▶ _What to work on_: Give the number of lines that contain the string "formulation", and nothing else.

▶ _Task input_:
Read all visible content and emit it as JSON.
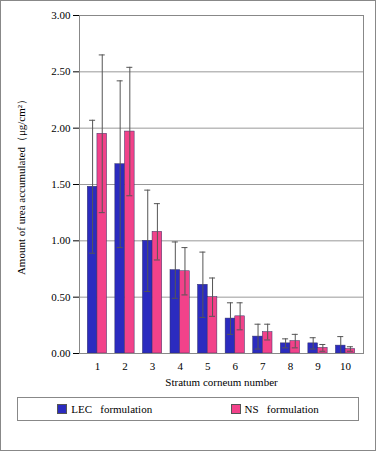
{
  "chart_data": {
    "type": "bar",
    "x_label": "Stratum corneum number",
    "y_label": "Amount of urea accumulated（μg/cm²）",
    "categories": [
      1,
      2,
      3,
      4,
      5,
      6,
      7,
      8,
      9,
      10
    ],
    "series": [
      {
        "name": "LEC   formulation",
        "color": "#2b2bbf",
        "values": [
          1.48,
          1.68,
          1.0,
          0.74,
          0.61,
          0.31,
          0.15,
          0.09,
          0.09,
          0.07
        ],
        "errors": [
          0.59,
          0.74,
          0.45,
          0.25,
          0.29,
          0.14,
          0.11,
          0.04,
          0.05,
          0.08
        ]
      },
      {
        "name": "NS   formulation",
        "color": "#f2428a",
        "values": [
          1.95,
          1.97,
          1.08,
          0.73,
          0.5,
          0.33,
          0.19,
          0.11,
          0.05,
          0.04
        ],
        "errors": [
          0.7,
          0.57,
          0.25,
          0.21,
          0.17,
          0.12,
          0.07,
          0.06,
          0.03,
          0.02
        ]
      }
    ],
    "ylim": [
      0,
      3
    ],
    "yticks": [
      {
        "value": 0,
        "label": "0.00"
      },
      {
        "value": 0.5,
        "label": "0.50"
      },
      {
        "value": 1,
        "label": "1.00"
      },
      {
        "value": 1.5,
        "label": "1.50"
      },
      {
        "value": 2,
        "label": "2.00"
      },
      {
        "value": 2.5,
        "label": "2.50"
      },
      {
        "value": 3,
        "label": "3.00"
      }
    ],
    "grid": true,
    "legend": "bottom"
  }
}
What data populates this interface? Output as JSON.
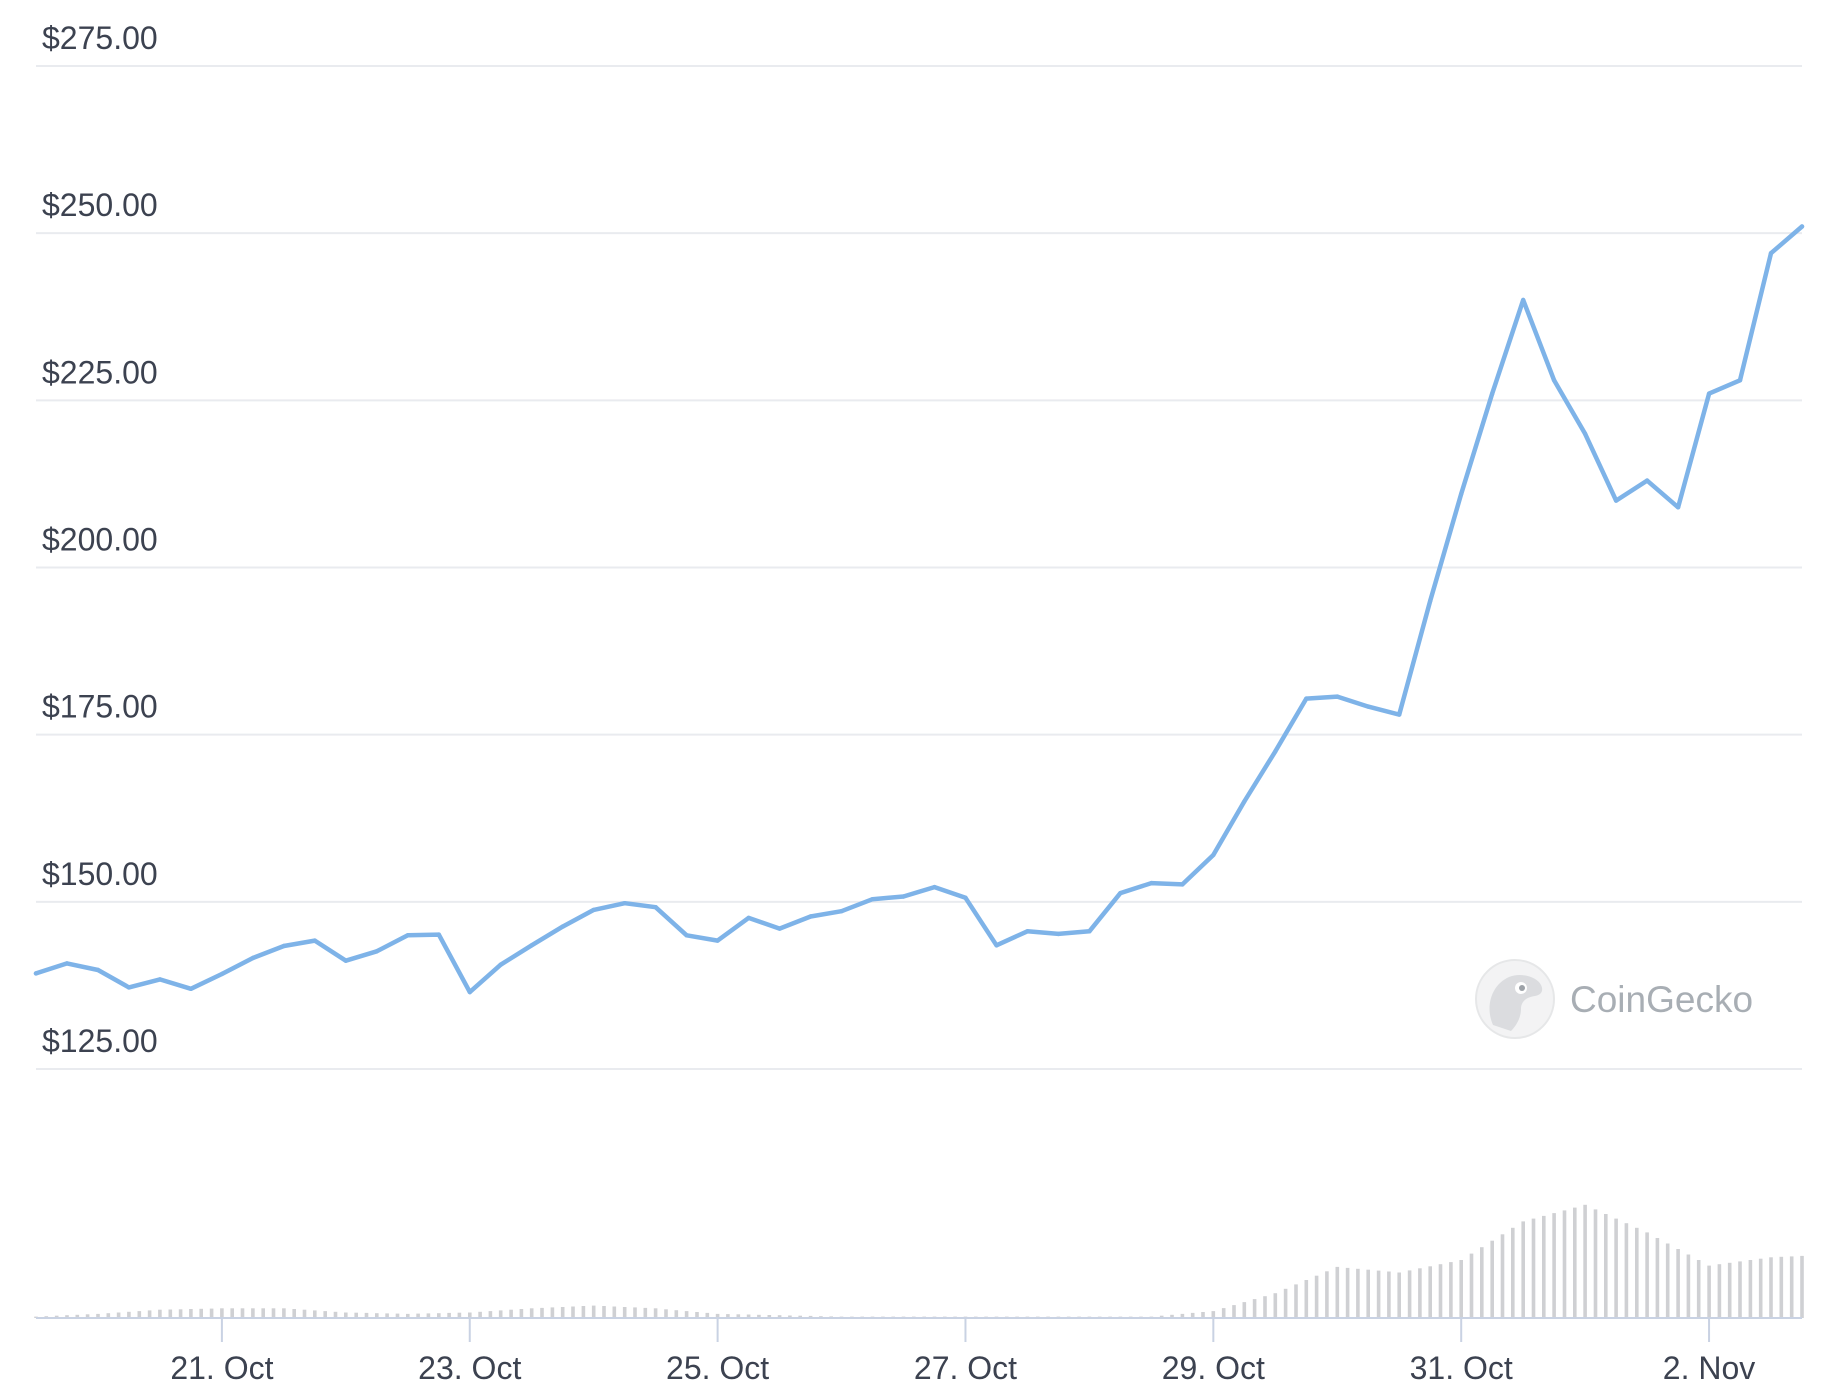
{
  "chart_data": {
    "type": "line",
    "title": "",
    "xlabel": "",
    "ylabel": "",
    "y_tick_labels": [
      "$125.00",
      "$150.00",
      "$175.00",
      "$200.00",
      "$225.00",
      "$250.00",
      "$275.00"
    ],
    "y_ticks": [
      125,
      150,
      175,
      200,
      225,
      250,
      275
    ],
    "ylim": [
      125,
      275
    ],
    "x_tick_labels": [
      "21. Oct",
      "23. Oct",
      "25. Oct",
      "27. Oct",
      "29. Oct",
      "31. Oct",
      "2. Nov"
    ],
    "x_tick_dates": [
      "2023-10-21",
      "2023-10-23",
      "2023-10-25",
      "2023-10-27",
      "2023-10-29",
      "2023-10-31",
      "2023-11-02"
    ],
    "xlim": [
      "2023-10-19T12:00",
      "2023-11-02T18:00"
    ],
    "grid": true,
    "legend": "none",
    "price_color": "#7eb3e8",
    "volume_color": "#cfd0d3",
    "series": [
      {
        "values": [
          [
            "2023-10-19T12:00",
            139.3
          ],
          [
            "2023-10-19T18:00",
            140.8
          ],
          [
            "2023-10-20T00:00",
            139.8
          ],
          [
            "2023-10-20T06:00",
            137.2
          ],
          [
            "2023-10-20T12:00",
            138.4
          ],
          [
            "2023-10-20T18:00",
            137.0
          ],
          [
            "2023-10-21T00:00",
            139.2
          ],
          [
            "2023-10-21T06:00",
            141.6
          ],
          [
            "2023-10-21T12:00",
            143.4
          ],
          [
            "2023-10-21T18:00",
            144.2
          ],
          [
            "2023-10-22T00:00",
            141.2
          ],
          [
            "2023-10-22T06:00",
            142.6
          ],
          [
            "2023-10-22T12:00",
            145.0
          ],
          [
            "2023-10-22T18:00",
            145.1
          ],
          [
            "2023-10-23T00:00",
            136.5
          ],
          [
            "2023-10-23T06:00",
            140.6
          ],
          [
            "2023-10-23T12:00",
            143.5
          ],
          [
            "2023-10-23T18:00",
            146.3
          ],
          [
            "2023-10-24T00:00",
            148.8
          ],
          [
            "2023-10-24T06:00",
            149.8
          ],
          [
            "2023-10-24T12:00",
            149.2
          ],
          [
            "2023-10-24T18:00",
            145.0
          ],
          [
            "2023-10-25T00:00",
            144.2
          ],
          [
            "2023-10-25T06:00",
            147.6
          ],
          [
            "2023-10-25T12:00",
            146.0
          ],
          [
            "2023-10-25T18:00",
            147.8
          ],
          [
            "2023-10-26T00:00",
            148.6
          ],
          [
            "2023-10-26T06:00",
            150.4
          ],
          [
            "2023-10-26T12:00",
            150.8
          ],
          [
            "2023-10-26T18:00",
            152.2
          ],
          [
            "2023-10-27T00:00",
            150.6
          ],
          [
            "2023-10-27T06:00",
            143.5
          ],
          [
            "2023-10-27T12:00",
            145.6
          ],
          [
            "2023-10-27T18:00",
            145.2
          ],
          [
            "2023-10-28T00:00",
            145.6
          ],
          [
            "2023-10-28T06:00",
            151.3
          ],
          [
            "2023-10-28T12:00",
            152.8
          ],
          [
            "2023-10-28T18:00",
            152.6
          ],
          [
            "2023-10-29T00:00",
            157.0
          ],
          [
            "2023-10-29T06:00",
            165.0
          ],
          [
            "2023-10-29T12:00",
            172.5
          ],
          [
            "2023-10-29T18:00",
            180.4
          ],
          [
            "2023-10-30T00:00",
            180.7
          ],
          [
            "2023-10-30T06:00",
            179.2
          ],
          [
            "2023-10-30T12:00",
            178.0
          ],
          [
            "2023-10-30T18:00",
            195.0
          ],
          [
            "2023-10-31T00:00",
            211.0
          ],
          [
            "2023-10-31T06:00",
            226.0
          ],
          [
            "2023-10-31T12:00",
            240.0
          ],
          [
            "2023-10-31T18:00",
            228.0
          ],
          [
            "2023-11-01T00:00",
            220.0
          ],
          [
            "2023-11-01T06:00",
            210.0
          ],
          [
            "2023-11-01T12:00",
            213.0
          ],
          [
            "2023-11-01T18:00",
            209.0
          ],
          [
            "2023-11-02T00:00",
            226.0
          ],
          [
            "2023-11-02T06:00",
            228.0
          ],
          [
            "2023-11-02T12:00",
            247.0
          ],
          [
            "2023-11-02T18:00",
            251.0
          ]
        ]
      }
    ],
    "volume": {
      "ylim": [
        0,
        1
      ],
      "values": [
        [
          "2023-10-19T12:00",
          0.01
        ],
        [
          "2023-10-20T00:00",
          0.03
        ],
        [
          "2023-10-20T12:00",
          0.06
        ],
        [
          "2023-10-21T00:00",
          0.07
        ],
        [
          "2023-10-21T12:00",
          0.07
        ],
        [
          "2023-10-22T00:00",
          0.04
        ],
        [
          "2023-10-22T12:00",
          0.03
        ],
        [
          "2023-10-23T00:00",
          0.04
        ],
        [
          "2023-10-23T12:00",
          0.07
        ],
        [
          "2023-10-24T00:00",
          0.09
        ],
        [
          "2023-10-24T12:00",
          0.07
        ],
        [
          "2023-10-25T00:00",
          0.03
        ],
        [
          "2023-10-25T12:00",
          0.02
        ],
        [
          "2023-10-26T00:00",
          0.01
        ],
        [
          "2023-10-26T12:00",
          0.01
        ],
        [
          "2023-10-27T00:00",
          0.01
        ],
        [
          "2023-10-27T12:00",
          0.01
        ],
        [
          "2023-10-28T00:00",
          0.01
        ],
        [
          "2023-10-28T12:00",
          0.01
        ],
        [
          "2023-10-29T00:00",
          0.05
        ],
        [
          "2023-10-29T12:00",
          0.18
        ],
        [
          "2023-10-30T00:00",
          0.37
        ],
        [
          "2023-10-30T12:00",
          0.33
        ],
        [
          "2023-10-31T00:00",
          0.42
        ],
        [
          "2023-10-31T12:00",
          0.7
        ],
        [
          "2023-11-01T00:00",
          0.82
        ],
        [
          "2023-11-01T12:00",
          0.62
        ],
        [
          "2023-11-02T00:00",
          0.38
        ],
        [
          "2023-11-02T12:00",
          0.44
        ],
        [
          "2023-11-02T18:00",
          0.45
        ]
      ]
    }
  },
  "watermark": {
    "brand_name": "CoinGecko",
    "icon": "gecko-logo-icon"
  }
}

▶ _Answer in full_: 2